Aim of the task
Your task is to give the data again, exactly, with every line intact.
— Begin —
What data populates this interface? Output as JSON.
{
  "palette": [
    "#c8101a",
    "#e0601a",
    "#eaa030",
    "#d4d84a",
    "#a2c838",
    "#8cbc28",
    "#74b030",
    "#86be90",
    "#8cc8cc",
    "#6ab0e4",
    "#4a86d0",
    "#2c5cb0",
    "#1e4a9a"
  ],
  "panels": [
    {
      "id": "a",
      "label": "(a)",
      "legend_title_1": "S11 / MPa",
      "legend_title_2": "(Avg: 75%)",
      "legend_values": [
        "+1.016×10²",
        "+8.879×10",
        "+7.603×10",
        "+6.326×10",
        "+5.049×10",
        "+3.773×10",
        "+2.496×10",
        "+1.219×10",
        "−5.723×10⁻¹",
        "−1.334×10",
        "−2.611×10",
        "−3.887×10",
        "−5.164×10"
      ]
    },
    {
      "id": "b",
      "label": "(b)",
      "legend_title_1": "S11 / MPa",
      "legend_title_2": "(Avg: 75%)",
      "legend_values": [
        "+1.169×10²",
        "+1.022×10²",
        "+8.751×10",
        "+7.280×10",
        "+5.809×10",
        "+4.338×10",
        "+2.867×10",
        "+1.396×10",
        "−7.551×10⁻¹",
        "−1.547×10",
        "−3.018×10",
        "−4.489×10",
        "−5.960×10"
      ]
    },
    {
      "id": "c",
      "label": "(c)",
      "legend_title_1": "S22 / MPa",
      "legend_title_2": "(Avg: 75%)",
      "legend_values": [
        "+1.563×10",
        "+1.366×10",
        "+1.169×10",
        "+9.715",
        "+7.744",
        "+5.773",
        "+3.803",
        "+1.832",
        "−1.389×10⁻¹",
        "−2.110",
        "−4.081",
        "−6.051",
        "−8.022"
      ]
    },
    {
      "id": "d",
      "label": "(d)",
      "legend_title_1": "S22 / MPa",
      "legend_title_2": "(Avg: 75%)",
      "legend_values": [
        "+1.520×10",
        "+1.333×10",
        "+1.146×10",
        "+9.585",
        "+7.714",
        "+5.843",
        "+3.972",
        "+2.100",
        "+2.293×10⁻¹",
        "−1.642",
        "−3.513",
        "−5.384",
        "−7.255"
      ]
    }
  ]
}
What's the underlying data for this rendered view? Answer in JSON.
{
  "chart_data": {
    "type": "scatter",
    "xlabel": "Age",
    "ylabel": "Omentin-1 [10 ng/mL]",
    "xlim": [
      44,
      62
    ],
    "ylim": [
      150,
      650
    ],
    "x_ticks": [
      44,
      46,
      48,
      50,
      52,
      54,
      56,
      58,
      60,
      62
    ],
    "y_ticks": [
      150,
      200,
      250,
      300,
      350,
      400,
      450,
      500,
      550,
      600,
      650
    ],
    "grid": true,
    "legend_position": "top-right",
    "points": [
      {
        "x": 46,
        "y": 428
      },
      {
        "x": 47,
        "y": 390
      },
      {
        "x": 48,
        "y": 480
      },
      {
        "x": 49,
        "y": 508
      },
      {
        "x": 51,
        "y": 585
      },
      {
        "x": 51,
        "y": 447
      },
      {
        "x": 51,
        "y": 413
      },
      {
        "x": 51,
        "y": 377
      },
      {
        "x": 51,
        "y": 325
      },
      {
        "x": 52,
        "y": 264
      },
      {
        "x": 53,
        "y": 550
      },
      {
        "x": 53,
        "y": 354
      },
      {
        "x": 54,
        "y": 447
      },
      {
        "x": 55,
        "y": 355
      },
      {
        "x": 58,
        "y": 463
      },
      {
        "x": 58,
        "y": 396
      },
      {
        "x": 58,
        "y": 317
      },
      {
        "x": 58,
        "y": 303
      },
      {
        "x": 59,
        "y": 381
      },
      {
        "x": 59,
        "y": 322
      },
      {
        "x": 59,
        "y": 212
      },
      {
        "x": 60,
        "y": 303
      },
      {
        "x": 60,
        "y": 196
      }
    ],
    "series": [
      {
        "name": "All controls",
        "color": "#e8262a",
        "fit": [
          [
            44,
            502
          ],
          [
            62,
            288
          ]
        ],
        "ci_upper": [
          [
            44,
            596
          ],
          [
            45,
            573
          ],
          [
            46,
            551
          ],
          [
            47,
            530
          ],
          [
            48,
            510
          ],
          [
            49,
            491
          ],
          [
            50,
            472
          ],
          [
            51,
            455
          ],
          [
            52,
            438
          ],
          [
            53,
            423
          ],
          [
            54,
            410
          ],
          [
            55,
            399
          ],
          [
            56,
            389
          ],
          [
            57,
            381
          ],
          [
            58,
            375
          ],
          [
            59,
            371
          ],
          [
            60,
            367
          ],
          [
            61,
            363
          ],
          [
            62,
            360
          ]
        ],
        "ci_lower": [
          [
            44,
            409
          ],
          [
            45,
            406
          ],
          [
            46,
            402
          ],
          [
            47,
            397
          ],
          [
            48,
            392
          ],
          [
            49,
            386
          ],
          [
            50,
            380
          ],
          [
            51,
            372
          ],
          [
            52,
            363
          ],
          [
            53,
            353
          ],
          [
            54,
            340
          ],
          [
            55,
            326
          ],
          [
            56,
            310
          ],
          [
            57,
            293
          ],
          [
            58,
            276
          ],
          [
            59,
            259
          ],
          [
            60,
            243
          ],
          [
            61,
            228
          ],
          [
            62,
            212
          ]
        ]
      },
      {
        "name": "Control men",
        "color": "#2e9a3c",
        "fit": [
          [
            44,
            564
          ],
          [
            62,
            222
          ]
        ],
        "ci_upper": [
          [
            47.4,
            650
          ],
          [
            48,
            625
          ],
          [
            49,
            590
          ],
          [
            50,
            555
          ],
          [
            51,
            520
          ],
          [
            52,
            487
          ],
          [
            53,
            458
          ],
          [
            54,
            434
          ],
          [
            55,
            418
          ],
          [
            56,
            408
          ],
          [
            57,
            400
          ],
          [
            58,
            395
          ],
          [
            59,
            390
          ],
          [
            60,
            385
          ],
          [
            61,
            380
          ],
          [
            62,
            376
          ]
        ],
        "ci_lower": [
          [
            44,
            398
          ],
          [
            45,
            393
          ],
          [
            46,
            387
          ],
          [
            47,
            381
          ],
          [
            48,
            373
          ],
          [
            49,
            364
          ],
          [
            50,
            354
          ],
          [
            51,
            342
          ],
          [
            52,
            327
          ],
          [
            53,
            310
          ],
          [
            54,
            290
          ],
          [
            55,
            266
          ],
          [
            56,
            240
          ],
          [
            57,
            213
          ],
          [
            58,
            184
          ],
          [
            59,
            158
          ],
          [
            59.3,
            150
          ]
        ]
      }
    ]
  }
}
— End —
Answer to the task
What data populates this interface? Output as JSON.
{
  "palette": [
    "#c8101a",
    "#e0601a",
    "#eaa030",
    "#d4d84a",
    "#a2c838",
    "#8cbc28",
    "#74b030",
    "#86be90",
    "#8cc8cc",
    "#6ab0e4",
    "#4a86d0",
    "#2c5cb0",
    "#1e4a9a"
  ],
  "panels": [
    {
      "id": "a",
      "label": "(a)",
      "legend_title_1": "S11 / MPa",
      "legend_title_2": "(Avg: 75%)",
      "legend_values": [
        "+1.016×10²",
        "+8.879×10",
        "+7.603×10",
        "+6.326×10",
        "+5.049×10",
        "+3.773×10",
        "+2.496×10",
        "+1.219×10",
        "−5.723×10⁻¹",
        "−1.334×10",
        "−2.611×10",
        "−3.887×10",
        "−5.164×10"
      ]
    },
    {
      "id": "b",
      "label": "(b)",
      "legend_title_1": "S11 / MPa",
      "legend_title_2": "(Avg: 75%)",
      "legend_values": [
        "+1.169×10²",
        "+1.022×10²",
        "+8.751×10",
        "+7.280×10",
        "+5.809×10",
        "+4.338×10",
        "+2.867×10",
        "+1.396×10",
        "−7.551×10⁻¹",
        "−1.547×10",
        "−3.018×10",
        "−4.489×10",
        "−5.960×10"
      ]
    },
    {
      "id": "c",
      "label": "(c)",
      "legend_title_1": "S22 / MPa",
      "legend_title_2": "(Avg: 75%)",
      "legend_values": [
        "+1.563×10",
        "+1.366×10",
        "+1.169×10",
        "+9.715",
        "+7.744",
        "+5.773",
        "+3.803",
        "+1.832",
        "−1.389×10⁻¹",
        "−2.110",
        "−4.081",
        "−6.051",
        "−8.022"
      ]
    },
    {
      "id": "d",
      "label": "(d)",
      "legend_title_1": "S22 / MPa",
      "legend_title_2": "(Avg: 75%)",
      "legend_values": [
        "+1.520×10",
        "+1.333×10",
        "+1.146×10",
        "+9.585",
        "+7.714",
        "+5.843",
        "+3.972",
        "+2.100",
        "+2.293×10⁻¹",
        "−1.642",
        "−3.513",
        "−5.384",
        "−7.255"
      ]
    }
  ]
}
What's the underlying data for this rendered view? Answer in JSON.
{
  "chart_data": {
    "type": "scatter",
    "xlabel": "Age",
    "ylabel": "Omentin-1 [10 ng/mL]",
    "xlim": [
      44,
      62
    ],
    "ylim": [
      150,
      650
    ],
    "x_ticks": [
      44,
      46,
      48,
      50,
      52,
      54,
      56,
      58,
      60,
      62
    ],
    "y_ticks": [
      150,
      200,
      250,
      300,
      350,
      400,
      450,
      500,
      550,
      600,
      650
    ],
    "grid": true,
    "legend_position": "top-right",
    "points": [
      {
        "x": 46,
        "y": 428
      },
      {
        "x": 47,
        "y": 390
      },
      {
        "x": 48,
        "y": 480
      },
      {
        "x": 49,
        "y": 508
      },
      {
        "x": 51,
        "y": 585
      },
      {
        "x": 51,
        "y": 447
      },
      {
        "x": 51,
        "y": 413
      },
      {
        "x": 51,
        "y": 377
      },
      {
        "x": 51,
        "y": 325
      },
      {
        "x": 52,
        "y": 264
      },
      {
        "x": 53,
        "y": 550
      },
      {
        "x": 53,
        "y": 354
      },
      {
        "x": 54,
        "y": 447
      },
      {
        "x": 55,
        "y": 355
      },
      {
        "x": 58,
        "y": 463
      },
      {
        "x": 58,
        "y": 396
      },
      {
        "x": 58,
        "y": 317
      },
      {
        "x": 58,
        "y": 303
      },
      {
        "x": 59,
        "y": 381
      },
      {
        "x": 59,
        "y": 322
      },
      {
        "x": 59,
        "y": 212
      },
      {
        "x": 60,
        "y": 303
      },
      {
        "x": 60,
        "y": 196
      }
    ],
    "series": [
      {
        "name": "All controls",
        "color": "#e8262a",
        "fit": [
          [
            44,
            502
          ],
          [
            62,
            288
          ]
        ],
        "ci_upper": [
          [
            44,
            596
          ],
          [
            45,
            573
          ],
          [
            46,
            551
          ],
          [
            47,
            530
          ],
          [
            48,
            510
          ],
          [
            49,
            491
          ],
          [
            50,
            472
          ],
          [
            51,
            455
          ],
          [
            52,
            438
          ],
          [
            53,
            423
          ],
          [
            54,
            410
          ],
          [
            55,
            399
          ],
          [
            56,
            389
          ],
          [
            57,
            381
          ],
          [
            58,
            375
          ],
          [
            59,
            371
          ],
          [
            60,
            367
          ],
          [
            61,
            363
          ],
          [
            62,
            360
          ]
        ],
        "ci_lower": [
          [
            44,
            409
          ],
          [
            45,
            406
          ],
          [
            46,
            402
          ],
          [
            47,
            397
          ],
          [
            48,
            392
          ],
          [
            49,
            386
          ],
          [
            50,
            380
          ],
          [
            51,
            372
          ],
          [
            52,
            363
          ],
          [
            53,
            353
          ],
          [
            54,
            340
          ],
          [
            55,
            326
          ],
          [
            56,
            310
          ],
          [
            57,
            293
          ],
          [
            58,
            276
          ],
          [
            59,
            259
          ],
          [
            60,
            243
          ],
          [
            61,
            228
          ],
          [
            62,
            212
          ]
        ]
      },
      {
        "name": "Control men",
        "color": "#2e9a3c",
        "fit": [
          [
            44,
            564
          ],
          [
            62,
            222
          ]
        ],
        "ci_upper": [
          [
            47.4,
            650
          ],
          [
            48,
            625
          ],
          [
            49,
            590
          ],
          [
            50,
            555
          ],
          [
            51,
            520
          ],
          [
            52,
            487
          ],
          [
            53,
            458
          ],
          [
            54,
            434
          ],
          [
            55,
            418
          ],
          [
            56,
            408
          ],
          [
            57,
            400
          ],
          [
            58,
            395
          ],
          [
            59,
            390
          ],
          [
            60,
            385
          ],
          [
            61,
            380
          ],
          [
            62,
            376
          ]
        ],
        "ci_lower": [
          [
            44,
            398
          ],
          [
            45,
            393
          ],
          [
            46,
            387
          ],
          [
            47,
            381
          ],
          [
            48,
            373
          ],
          [
            49,
            364
          ],
          [
            50,
            354
          ],
          [
            51,
            342
          ],
          [
            52,
            327
          ],
          [
            53,
            310
          ],
          [
            54,
            290
          ],
          [
            55,
            266
          ],
          [
            56,
            240
          ],
          [
            57,
            213
          ],
          [
            58,
            184
          ],
          [
            59,
            158
          ],
          [
            59.3,
            150
          ]
        ]
      }
    ]
  }
}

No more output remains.